§ **What needs to be done**
The expected output is every entry, repeated exactly.

§ **Source data**
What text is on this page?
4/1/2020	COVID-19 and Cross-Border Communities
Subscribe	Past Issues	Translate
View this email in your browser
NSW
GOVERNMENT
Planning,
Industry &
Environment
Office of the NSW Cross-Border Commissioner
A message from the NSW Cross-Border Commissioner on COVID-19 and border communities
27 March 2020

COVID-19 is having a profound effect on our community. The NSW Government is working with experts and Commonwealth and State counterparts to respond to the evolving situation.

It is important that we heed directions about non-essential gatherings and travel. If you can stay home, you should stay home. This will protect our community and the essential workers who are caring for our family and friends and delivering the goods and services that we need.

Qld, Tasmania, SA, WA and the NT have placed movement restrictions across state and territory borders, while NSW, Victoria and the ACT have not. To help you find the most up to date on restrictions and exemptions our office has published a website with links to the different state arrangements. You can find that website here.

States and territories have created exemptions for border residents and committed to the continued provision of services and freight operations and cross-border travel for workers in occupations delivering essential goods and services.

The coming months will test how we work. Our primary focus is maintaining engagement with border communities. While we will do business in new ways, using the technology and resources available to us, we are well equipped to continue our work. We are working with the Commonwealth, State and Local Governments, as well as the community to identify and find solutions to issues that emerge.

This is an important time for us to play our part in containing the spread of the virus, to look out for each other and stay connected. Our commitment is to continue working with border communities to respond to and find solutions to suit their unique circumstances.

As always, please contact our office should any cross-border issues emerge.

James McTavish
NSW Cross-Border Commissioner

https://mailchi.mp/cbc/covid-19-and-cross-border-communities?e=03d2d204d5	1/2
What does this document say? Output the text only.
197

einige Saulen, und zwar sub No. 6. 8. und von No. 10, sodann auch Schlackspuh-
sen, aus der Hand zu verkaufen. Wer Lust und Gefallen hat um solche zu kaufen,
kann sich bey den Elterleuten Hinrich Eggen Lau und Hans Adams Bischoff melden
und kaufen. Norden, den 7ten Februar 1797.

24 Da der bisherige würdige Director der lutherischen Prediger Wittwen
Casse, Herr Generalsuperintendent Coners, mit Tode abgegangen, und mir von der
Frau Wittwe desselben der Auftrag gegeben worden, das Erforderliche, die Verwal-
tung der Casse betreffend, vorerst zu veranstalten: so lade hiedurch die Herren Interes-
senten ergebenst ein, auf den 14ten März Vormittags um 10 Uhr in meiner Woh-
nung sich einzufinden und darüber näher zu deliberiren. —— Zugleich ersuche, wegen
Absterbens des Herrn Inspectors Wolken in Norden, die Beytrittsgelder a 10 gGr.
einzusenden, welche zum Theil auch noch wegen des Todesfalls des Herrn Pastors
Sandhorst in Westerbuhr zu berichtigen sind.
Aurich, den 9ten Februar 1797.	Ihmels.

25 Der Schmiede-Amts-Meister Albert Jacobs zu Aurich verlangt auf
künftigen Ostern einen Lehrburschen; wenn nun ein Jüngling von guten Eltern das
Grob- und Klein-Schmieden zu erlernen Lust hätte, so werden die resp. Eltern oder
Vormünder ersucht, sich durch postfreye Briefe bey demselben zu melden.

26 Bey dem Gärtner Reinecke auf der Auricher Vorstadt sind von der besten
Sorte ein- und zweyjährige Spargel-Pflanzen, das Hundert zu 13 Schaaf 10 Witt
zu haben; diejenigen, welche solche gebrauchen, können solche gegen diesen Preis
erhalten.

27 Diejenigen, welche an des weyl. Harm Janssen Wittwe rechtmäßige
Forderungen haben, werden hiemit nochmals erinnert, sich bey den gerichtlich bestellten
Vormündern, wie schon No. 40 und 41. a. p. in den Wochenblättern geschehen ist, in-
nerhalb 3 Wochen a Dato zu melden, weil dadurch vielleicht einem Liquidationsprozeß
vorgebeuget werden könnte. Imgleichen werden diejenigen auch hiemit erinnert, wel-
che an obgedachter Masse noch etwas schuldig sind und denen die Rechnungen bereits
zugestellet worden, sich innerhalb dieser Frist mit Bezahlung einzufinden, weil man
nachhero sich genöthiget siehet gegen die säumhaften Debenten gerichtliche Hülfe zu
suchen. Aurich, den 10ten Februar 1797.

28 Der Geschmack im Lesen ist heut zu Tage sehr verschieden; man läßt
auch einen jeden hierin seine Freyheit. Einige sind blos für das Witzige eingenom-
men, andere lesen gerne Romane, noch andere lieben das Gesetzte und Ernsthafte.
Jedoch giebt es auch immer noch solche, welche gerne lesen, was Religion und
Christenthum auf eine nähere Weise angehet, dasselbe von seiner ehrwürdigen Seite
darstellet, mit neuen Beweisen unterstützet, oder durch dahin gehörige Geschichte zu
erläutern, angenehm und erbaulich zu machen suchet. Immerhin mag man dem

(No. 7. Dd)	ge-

§ **Exercise output**
What text is on this page?
4/1/2020	COVID-19 and Cross-Border Communities
Subscribe	Past Issues	Translate
View this email in your browser
NSW
GOVERNMENT
Planning,
Industry &
Environment
Office of the NSW Cross-Border Commissioner
A message from the NSW Cross-Border Commissioner on COVID-19 and border communities
27 March 2020

COVID-19 is having a profound effect on our community. The NSW Government is working with experts and Commonwealth and State counterparts to respond to the evolving situation.

It is important that we heed directions about non-essential gatherings and travel. If you can stay home, you should stay home. This will protect our community and the essential workers who are caring for our family and friends and delivering the goods and services that we need.

Qld, Tasmania, SA, WA and the NT have placed movement restrictions across state and territory borders, while NSW, Victoria and the ACT have not. To help you find the most up to date on restrictions and exemptions our office has published a website with links to the different state arrangements. You can find that website here.

States and territories have created exemptions for border residents and committed to the continued provision of services and freight operations and cross-border travel for workers in occupations delivering essential goods and services.

The coming months will test how we work. Our primary focus is maintaining engagement with border communities. While we will do business in new ways, using the technology and resources available to us, we are well equipped to continue our work. We are working with the Commonwealth, State and Local Governments, as well as the community to identify and find solutions to issues that emerge.

This is an important time for us to play our part in containing the spread of the virus, to look out for each other and stay connected. Our commitment is to continue working with border communities to respond to and find solutions to suit their unique circumstances.

As always, please contact our office should any cross-border issues emerge.

James McTavish
NSW Cross-Border Commissioner

https://mailchi.mp/cbc/covid-19-and-cross-border-communities?e=03d2d204d5	1/2
What does this document say? Output the text only.
197

einige Saulen, und zwar sub No. 6. 8. und von No. 10, sodann auch Schlackspuh-
sen, aus der Hand zu verkaufen. Wer Lust und Gefallen hat um solche zu kaufen,
kann sich bey den Elterleuten Hinrich Eggen Lau und Hans Adams Bischoff melden
und kaufen. Norden, den 7ten Februar 1797.

24 Da der bisherige würdige Director der lutherischen Prediger Wittwen
Casse, Herr Generalsuperintendent Coners, mit Tode abgegangen, und mir von der
Frau Wittwe desselben der Auftrag gegeben worden, das Erforderliche, die Verwal-
tung der Casse betreffend, vorerst zu veranstalten: so lade hiedurch die Herren Interes-
senten ergebenst ein, auf den 14ten März Vormittags um 10 Uhr in meiner Woh-
nung sich einzufinden und darüber näher zu deliberiren. —— Zugleich ersuche, wegen
Absterbens des Herrn Inspectors Wolken in Norden, die Beytrittsgelder a 10 gGr.
einzusenden, welche zum Theil auch noch wegen des Todesfalls des Herrn Pastors
Sandhorst in Westerbuhr zu berichtigen sind.
Aurich, den 9ten Februar 1797.	Ihmels.

25 Der Schmiede-Amts-Meister Albert Jacobs zu Aurich verlangt auf
künftigen Ostern einen Lehrburschen; wenn nun ein Jüngling von guten Eltern das
Grob- und Klein-Schmieden zu erlernen Lust hätte, so werden die resp. Eltern oder
Vormünder ersucht, sich durch postfreye Briefe bey demselben zu melden.

26 Bey dem Gärtner Reinecke auf der Auricher Vorstadt sind von der besten
Sorte ein- und zweyjährige Spargel-Pflanzen, das Hundert zu 13 Schaaf 10 Witt
zu haben; diejenigen, welche solche gebrauchen, können solche gegen diesen Preis
erhalten.

27 Diejenigen, welche an des weyl. Harm Janssen Wittwe rechtmäßige
Forderungen haben, werden hiemit nochmals erinnert, sich bey den gerichtlich bestellten
Vormündern, wie schon No. 40 und 41. a. p. in den Wochenblättern geschehen ist, in-
nerhalb 3 Wochen a Dato zu melden, weil dadurch vielleicht einem Liquidationsprozeß
vorgebeuget werden könnte. Imgleichen werden diejenigen auch hiemit erinnert, wel-
che an obgedachter Masse noch etwas schuldig sind und denen die Rechnungen bereits
zugestellet worden, sich innerhalb dieser Frist mit Bezahlung einzufinden, weil man
nachhero sich genöthiget siehet gegen die säumhaften Debenten gerichtliche Hülfe zu
suchen. Aurich, den 10ten Februar 1797.

28 Der Geschmack im Lesen ist heut zu Tage sehr verschieden; man läßt
auch einen jeden hierin seine Freyheit. Einige sind blos für das Witzige eingenom-
men, andere lesen gerne Romane, noch andere lieben das Gesetzte und Ernsthafte.
Jedoch giebt es auch immer noch solche, welche gerne lesen, was Religion und
Christenthum auf eine nähere Weise angehet, dasselbe von seiner ehrwürdigen Seite
darstellet, mit neuen Beweisen unterstützet, oder durch dahin gehörige Geschichte zu
erläutern, angenehm und erbaulich zu machen suchet. Immerhin mag man dem

(No. 7. Dd)	ge-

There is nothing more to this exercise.